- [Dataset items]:
* Begin *
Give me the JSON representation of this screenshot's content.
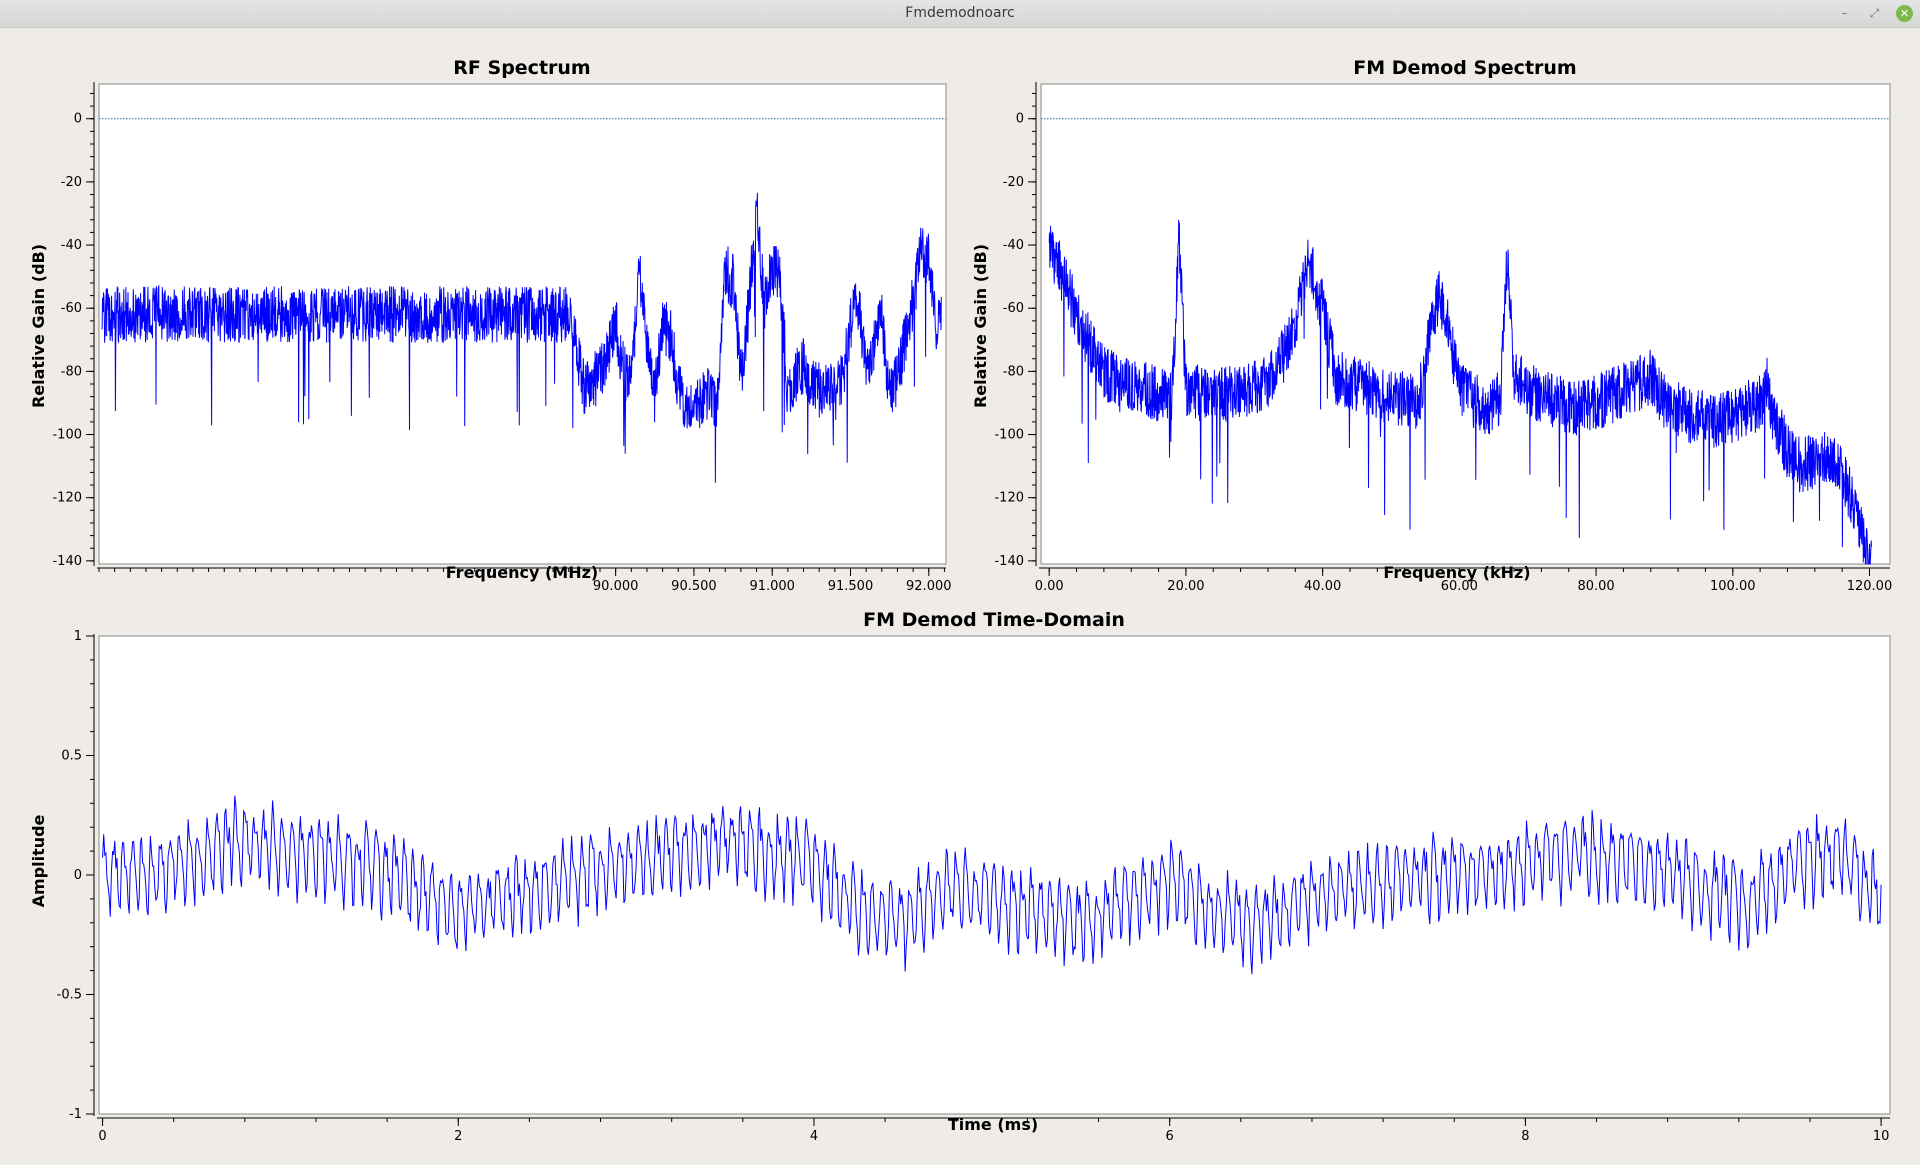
{
  "window": {
    "title": "Fmdemodnoarc",
    "controls": {
      "minimize": "–",
      "maximize": "⤢",
      "close": "✕"
    }
  },
  "colors": {
    "trace": "#0000ff",
    "reference": "#1f6fa0",
    "background": "#efebe7",
    "canvas": "#ffffff"
  },
  "chart_data": [
    {
      "id": "rf",
      "type": "line",
      "title": "RF Spectrum",
      "xlabel": "Frequency (MHz)",
      "ylabel": "Relative Gain (dB)",
      "xlim": [
        86.7,
        92.11
      ],
      "ylim": [
        -141,
        11
      ],
      "xticks": [
        90.0,
        90.5,
        91.0,
        91.5,
        92.0
      ],
      "xtick_labels": [
        "90.000",
        "90.500",
        "91.000",
        "91.500",
        "92.000"
      ],
      "yticks": [
        0,
        -20,
        -40,
        -60,
        -80,
        -100,
        -120,
        -140
      ],
      "ytick_labels": [
        "0",
        "-20",
        "-40",
        "-60",
        "-80",
        "-100",
        "-120",
        "-140"
      ],
      "reference_line": 0,
      "grid": false,
      "series": [
        {
          "x": [
            89.7,
            89.75,
            89.8,
            89.85,
            89.9,
            89.95,
            90.0,
            90.05,
            90.1,
            90.15,
            90.2,
            90.25,
            90.3,
            90.35,
            90.4,
            90.45,
            90.5,
            90.55,
            90.6,
            90.65,
            90.7,
            90.75,
            90.8,
            90.85,
            90.88,
            90.9,
            90.92,
            90.95,
            91.0,
            91.05,
            91.1,
            91.15,
            91.2,
            91.25,
            91.3,
            91.35,
            91.4,
            91.45,
            91.5,
            91.55,
            91.6,
            91.65,
            91.7,
            91.75,
            91.8,
            91.85,
            91.9,
            91.95,
            92.0,
            92.05,
            92.1
          ],
          "y": [
            -62,
            -72,
            -85,
            -84,
            -80,
            -74,
            -65,
            -80,
            -82,
            -48,
            -70,
            -88,
            -65,
            -68,
            -85,
            -90,
            -88,
            -90,
            -86,
            -90,
            -48,
            -52,
            -82,
            -60,
            -40,
            -28,
            -42,
            -58,
            -48,
            -50,
            -88,
            -82,
            -78,
            -85,
            -86,
            -84,
            -88,
            -82,
            -65,
            -58,
            -80,
            -72,
            -62,
            -88,
            -82,
            -70,
            -58,
            -42,
            -45,
            -68,
            -58
          ]
        }
      ]
    },
    {
      "id": "demod",
      "type": "line",
      "title": "FM Demod Spectrum",
      "xlabel": "Frequency (kHz)",
      "ylabel": "Relative Gain (dB)",
      "xlim": [
        -1.2,
        123.0
      ],
      "ylim": [
        -141,
        11
      ],
      "xticks": [
        0,
        20,
        40,
        60,
        80,
        100,
        120
      ],
      "xtick_labels": [
        "0.00",
        "20.00",
        "40.00",
        "60.00",
        "80.00",
        "100.00",
        "120.00"
      ],
      "yticks": [
        0,
        -20,
        -40,
        -60,
        -80,
        -100,
        -120,
        -140
      ],
      "ytick_labels": [
        "0",
        "-20",
        "-40",
        "-60",
        "-80",
        "-100",
        "-120",
        "-140"
      ],
      "reference_line": 0,
      "grid": false,
      "series": [
        {
          "x": [
            0,
            2,
            4,
            6,
            8,
            10,
            14,
            18,
            19,
            20,
            24,
            28,
            32,
            35,
            37,
            38,
            40,
            42,
            46,
            50,
            54,
            56,
            57,
            58,
            60,
            64,
            66,
            67,
            68,
            70,
            74,
            78,
            82,
            86,
            88,
            90,
            94,
            98,
            102,
            104,
            105,
            106,
            108,
            110,
            112,
            114,
            116,
            118,
            120
          ],
          "y": [
            -40,
            -50,
            -62,
            -72,
            -80,
            -84,
            -86,
            -88,
            -35,
            -86,
            -88,
            -86,
            -84,
            -72,
            -55,
            -45,
            -60,
            -82,
            -85,
            -88,
            -90,
            -65,
            -55,
            -62,
            -86,
            -92,
            -88,
            -45,
            -80,
            -86,
            -90,
            -92,
            -88,
            -84,
            -82,
            -90,
            -94,
            -96,
            -92,
            -90,
            -84,
            -95,
            -105,
            -110,
            -108,
            -106,
            -112,
            -125,
            -142
          ]
        }
      ]
    },
    {
      "id": "time",
      "type": "line",
      "title": "FM Demod Time-Domain",
      "xlabel": "Time (ms)",
      "ylabel": "Amplitude",
      "xlim": [
        -0.02,
        10.05
      ],
      "ylim": [
        -1,
        1
      ],
      "xticks": [
        0,
        2,
        4,
        6,
        8,
        10
      ],
      "xtick_labels": [
        "0",
        "2",
        "4",
        "6",
        "8",
        "10"
      ],
      "yticks": [
        1,
        0.5,
        0,
        -0.5,
        -1
      ],
      "ytick_labels": [
        "1",
        "0.5",
        "0",
        "-0.5",
        "-1"
      ],
      "grid": false,
      "series": [
        {
          "x": [
            0,
            0.25,
            0.5,
            0.75,
            1.0,
            1.25,
            1.5,
            1.75,
            2.0,
            2.25,
            2.5,
            2.75,
            3.0,
            3.25,
            3.5,
            3.75,
            4.0,
            4.25,
            4.5,
            4.75,
            5.0,
            5.25,
            5.5,
            5.75,
            6.0,
            6.25,
            6.5,
            6.75,
            7.0,
            7.25,
            7.5,
            7.75,
            8.0,
            8.25,
            8.5,
            8.75,
            9.0,
            9.25,
            9.5,
            9.75,
            10.0
          ],
          "y": [
            0.0,
            0.02,
            0.06,
            0.15,
            0.12,
            0.08,
            0.05,
            -0.05,
            -0.15,
            -0.1,
            -0.05,
            0.02,
            0.05,
            0.1,
            0.15,
            0.1,
            0.05,
            -0.15,
            -0.2,
            -0.05,
            -0.1,
            -0.15,
            -0.2,
            -0.1,
            -0.02,
            -0.15,
            -0.2,
            -0.1,
            -0.05,
            -0.02,
            0.0,
            0.02,
            0.05,
            0.1,
            0.08,
            0.02,
            -0.05,
            -0.12,
            0.05,
            0.1,
            -0.1
          ],
          "amplitude": 0.13
        }
      ]
    }
  ]
}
* End *
- [Objective]:
Print the complete listing exactly, apart from any pictures.

- [Response]:
Give me the JSON representation of this screenshot's content.
{
  "window": {
    "title": "Fmdemodnoarc",
    "controls": {
      "minimize": "–",
      "maximize": "⤢",
      "close": "✕"
    }
  },
  "colors": {
    "trace": "#0000ff",
    "reference": "#1f6fa0",
    "background": "#efebe7",
    "canvas": "#ffffff"
  },
  "chart_data": [
    {
      "id": "rf",
      "type": "line",
      "title": "RF Spectrum",
      "xlabel": "Frequency (MHz)",
      "ylabel": "Relative Gain (dB)",
      "xlim": [
        86.7,
        92.11
      ],
      "ylim": [
        -141,
        11
      ],
      "xticks": [
        90.0,
        90.5,
        91.0,
        91.5,
        92.0
      ],
      "xtick_labels": [
        "90.000",
        "90.500",
        "91.000",
        "91.500",
        "92.000"
      ],
      "yticks": [
        0,
        -20,
        -40,
        -60,
        -80,
        -100,
        -120,
        -140
      ],
      "ytick_labels": [
        "0",
        "-20",
        "-40",
        "-60",
        "-80",
        "-100",
        "-120",
        "-140"
      ],
      "reference_line": 0,
      "grid": false,
      "series": [
        {
          "x": [
            89.7,
            89.75,
            89.8,
            89.85,
            89.9,
            89.95,
            90.0,
            90.05,
            90.1,
            90.15,
            90.2,
            90.25,
            90.3,
            90.35,
            90.4,
            90.45,
            90.5,
            90.55,
            90.6,
            90.65,
            90.7,
            90.75,
            90.8,
            90.85,
            90.88,
            90.9,
            90.92,
            90.95,
            91.0,
            91.05,
            91.1,
            91.15,
            91.2,
            91.25,
            91.3,
            91.35,
            91.4,
            91.45,
            91.5,
            91.55,
            91.6,
            91.65,
            91.7,
            91.75,
            91.8,
            91.85,
            91.9,
            91.95,
            92.0,
            92.05,
            92.1
          ],
          "y": [
            -62,
            -72,
            -85,
            -84,
            -80,
            -74,
            -65,
            -80,
            -82,
            -48,
            -70,
            -88,
            -65,
            -68,
            -85,
            -90,
            -88,
            -90,
            -86,
            -90,
            -48,
            -52,
            -82,
            -60,
            -40,
            -28,
            -42,
            -58,
            -48,
            -50,
            -88,
            -82,
            -78,
            -85,
            -86,
            -84,
            -88,
            -82,
            -65,
            -58,
            -80,
            -72,
            -62,
            -88,
            -82,
            -70,
            -58,
            -42,
            -45,
            -68,
            -58
          ]
        }
      ]
    },
    {
      "id": "demod",
      "type": "line",
      "title": "FM Demod Spectrum",
      "xlabel": "Frequency (kHz)",
      "ylabel": "Relative Gain (dB)",
      "xlim": [
        -1.2,
        123.0
      ],
      "ylim": [
        -141,
        11
      ],
      "xticks": [
        0,
        20,
        40,
        60,
        80,
        100,
        120
      ],
      "xtick_labels": [
        "0.00",
        "20.00",
        "40.00",
        "60.00",
        "80.00",
        "100.00",
        "120.00"
      ],
      "yticks": [
        0,
        -20,
        -40,
        -60,
        -80,
        -100,
        -120,
        -140
      ],
      "ytick_labels": [
        "0",
        "-20",
        "-40",
        "-60",
        "-80",
        "-100",
        "-120",
        "-140"
      ],
      "reference_line": 0,
      "grid": false,
      "series": [
        {
          "x": [
            0,
            2,
            4,
            6,
            8,
            10,
            14,
            18,
            19,
            20,
            24,
            28,
            32,
            35,
            37,
            38,
            40,
            42,
            46,
            50,
            54,
            56,
            57,
            58,
            60,
            64,
            66,
            67,
            68,
            70,
            74,
            78,
            82,
            86,
            88,
            90,
            94,
            98,
            102,
            104,
            105,
            106,
            108,
            110,
            112,
            114,
            116,
            118,
            120
          ],
          "y": [
            -40,
            -50,
            -62,
            -72,
            -80,
            -84,
            -86,
            -88,
            -35,
            -86,
            -88,
            -86,
            -84,
            -72,
            -55,
            -45,
            -60,
            -82,
            -85,
            -88,
            -90,
            -65,
            -55,
            -62,
            -86,
            -92,
            -88,
            -45,
            -80,
            -86,
            -90,
            -92,
            -88,
            -84,
            -82,
            -90,
            -94,
            -96,
            -92,
            -90,
            -84,
            -95,
            -105,
            -110,
            -108,
            -106,
            -112,
            -125,
            -142
          ]
        }
      ]
    },
    {
      "id": "time",
      "type": "line",
      "title": "FM Demod Time-Domain",
      "xlabel": "Time (ms)",
      "ylabel": "Amplitude",
      "xlim": [
        -0.02,
        10.05
      ],
      "ylim": [
        -1,
        1
      ],
      "xticks": [
        0,
        2,
        4,
        6,
        8,
        10
      ],
      "xtick_labels": [
        "0",
        "2",
        "4",
        "6",
        "8",
        "10"
      ],
      "yticks": [
        1,
        0.5,
        0,
        -0.5,
        -1
      ],
      "ytick_labels": [
        "1",
        "0.5",
        "0",
        "-0.5",
        "-1"
      ],
      "grid": false,
      "series": [
        {
          "x": [
            0,
            0.25,
            0.5,
            0.75,
            1.0,
            1.25,
            1.5,
            1.75,
            2.0,
            2.25,
            2.5,
            2.75,
            3.0,
            3.25,
            3.5,
            3.75,
            4.0,
            4.25,
            4.5,
            4.75,
            5.0,
            5.25,
            5.5,
            5.75,
            6.0,
            6.25,
            6.5,
            6.75,
            7.0,
            7.25,
            7.5,
            7.75,
            8.0,
            8.25,
            8.5,
            8.75,
            9.0,
            9.25,
            9.5,
            9.75,
            10.0
          ],
          "y": [
            0.0,
            0.02,
            0.06,
            0.15,
            0.12,
            0.08,
            0.05,
            -0.05,
            -0.15,
            -0.1,
            -0.05,
            0.02,
            0.05,
            0.1,
            0.15,
            0.1,
            0.05,
            -0.15,
            -0.2,
            -0.05,
            -0.1,
            -0.15,
            -0.2,
            -0.1,
            -0.02,
            -0.15,
            -0.2,
            -0.1,
            -0.05,
            -0.02,
            0.0,
            0.02,
            0.05,
            0.1,
            0.08,
            0.02,
            -0.05,
            -0.12,
            0.05,
            0.1,
            -0.1
          ],
          "amplitude": 0.13
        }
      ]
    }
  ]
}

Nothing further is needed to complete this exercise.